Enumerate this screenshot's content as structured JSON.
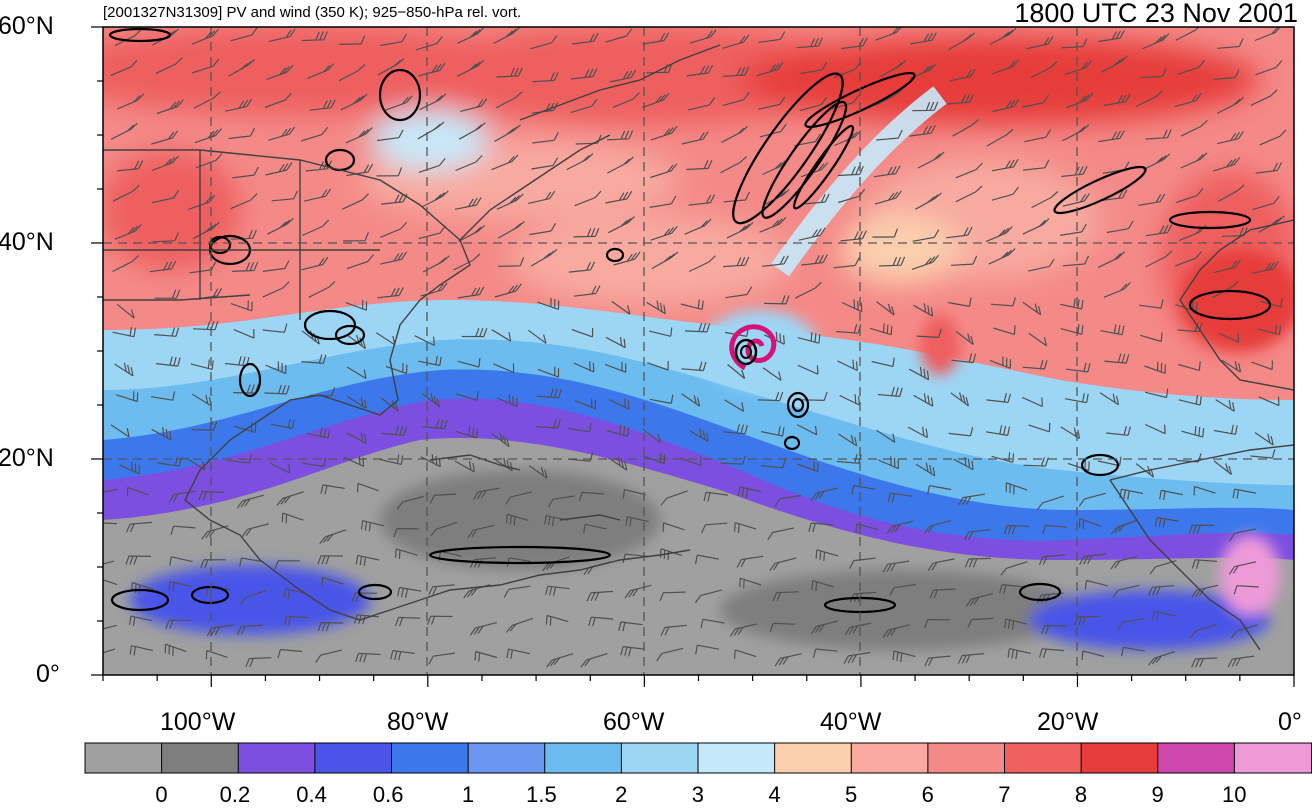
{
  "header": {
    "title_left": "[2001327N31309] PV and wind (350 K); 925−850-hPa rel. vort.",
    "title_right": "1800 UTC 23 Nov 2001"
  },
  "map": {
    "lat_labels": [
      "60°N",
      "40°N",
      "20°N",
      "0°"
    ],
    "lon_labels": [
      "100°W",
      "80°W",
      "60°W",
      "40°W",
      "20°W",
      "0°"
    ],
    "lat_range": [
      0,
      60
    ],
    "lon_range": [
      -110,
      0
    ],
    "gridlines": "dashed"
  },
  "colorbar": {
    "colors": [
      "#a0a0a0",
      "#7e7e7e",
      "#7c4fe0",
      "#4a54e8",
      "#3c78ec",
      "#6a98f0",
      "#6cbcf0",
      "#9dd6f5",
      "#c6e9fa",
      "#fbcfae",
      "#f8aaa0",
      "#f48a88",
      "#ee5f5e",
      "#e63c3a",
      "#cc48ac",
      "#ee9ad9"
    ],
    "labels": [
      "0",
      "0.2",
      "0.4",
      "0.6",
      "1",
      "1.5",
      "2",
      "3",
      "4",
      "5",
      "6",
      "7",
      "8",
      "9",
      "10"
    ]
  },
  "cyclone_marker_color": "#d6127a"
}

> **Short task**: Retype the listing exactly. Pictures do not belong in the copy.

> **Answer**:
Enumerate this screenshot's content as structured JSON.
{
  "header": {
    "title_left": "[2001327N31309] PV and wind (350 K); 925−850-hPa rel. vort.",
    "title_right": "1800 UTC 23 Nov 2001"
  },
  "map": {
    "lat_labels": [
      "60°N",
      "40°N",
      "20°N",
      "0°"
    ],
    "lon_labels": [
      "100°W",
      "80°W",
      "60°W",
      "40°W",
      "20°W",
      "0°"
    ],
    "lat_range": [
      0,
      60
    ],
    "lon_range": [
      -110,
      0
    ],
    "gridlines": "dashed"
  },
  "colorbar": {
    "colors": [
      "#a0a0a0",
      "#7e7e7e",
      "#7c4fe0",
      "#4a54e8",
      "#3c78ec",
      "#6a98f0",
      "#6cbcf0",
      "#9dd6f5",
      "#c6e9fa",
      "#fbcfae",
      "#f8aaa0",
      "#f48a88",
      "#ee5f5e",
      "#e63c3a",
      "#cc48ac",
      "#ee9ad9"
    ],
    "labels": [
      "0",
      "0.2",
      "0.4",
      "0.6",
      "1",
      "1.5",
      "2",
      "3",
      "4",
      "5",
      "6",
      "7",
      "8",
      "9",
      "10"
    ]
  },
  "cyclone_marker_color": "#d6127a"
}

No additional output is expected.